• **Description of the task**: Extract the data exactly, missing nothing.

• **Records**:
◇ ◇ ◇ ◇ ◇ ◇ ◇

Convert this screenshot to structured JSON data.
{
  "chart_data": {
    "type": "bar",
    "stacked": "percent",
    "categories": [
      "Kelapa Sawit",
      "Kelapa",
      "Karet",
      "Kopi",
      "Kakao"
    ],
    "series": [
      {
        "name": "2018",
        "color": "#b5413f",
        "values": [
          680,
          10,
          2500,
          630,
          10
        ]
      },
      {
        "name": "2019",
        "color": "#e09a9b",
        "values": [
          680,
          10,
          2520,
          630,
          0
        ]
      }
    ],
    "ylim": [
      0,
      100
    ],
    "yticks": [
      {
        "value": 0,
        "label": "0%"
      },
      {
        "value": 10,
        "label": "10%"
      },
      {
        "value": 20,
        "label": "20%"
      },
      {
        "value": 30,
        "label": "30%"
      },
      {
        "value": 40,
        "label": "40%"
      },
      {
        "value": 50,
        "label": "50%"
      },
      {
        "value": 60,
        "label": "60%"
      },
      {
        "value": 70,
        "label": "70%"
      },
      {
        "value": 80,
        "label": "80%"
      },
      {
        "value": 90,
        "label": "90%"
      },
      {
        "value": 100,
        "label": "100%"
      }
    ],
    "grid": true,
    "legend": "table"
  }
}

◇ ◇ ◇ ◇ ◇ ◇ ◇

• **Task answer**:
Convert this screenshot to structured JSON data.
{
  "chart_data": {
    "type": "bar",
    "stacked": "percent",
    "categories": [
      "Kelapa Sawit",
      "Kelapa",
      "Karet",
      "Kopi",
      "Kakao"
    ],
    "series": [
      {
        "name": "2018",
        "color": "#b5413f",
        "values": [
          680,
          10,
          2500,
          630,
          10
        ]
      },
      {
        "name": "2019",
        "color": "#e09a9b",
        "values": [
          680,
          10,
          2520,
          630,
          0
        ]
      }
    ],
    "ylim": [
      0,
      100
    ],
    "yticks": [
      {
        "value": 0,
        "label": "0%"
      },
      {
        "value": 10,
        "label": "10%"
      },
      {
        "value": 20,
        "label": "20%"
      },
      {
        "value": 30,
        "label": "30%"
      },
      {
        "value": 40,
        "label": "40%"
      },
      {
        "value": 50,
        "label": "50%"
      },
      {
        "value": 60,
        "label": "60%"
      },
      {
        "value": 70,
        "label": "70%"
      },
      {
        "value": 80,
        "label": "80%"
      },
      {
        "value": 90,
        "label": "90%"
      },
      {
        "value": 100,
        "label": "100%"
      }
    ],
    "grid": true,
    "legend": "table"
  }
}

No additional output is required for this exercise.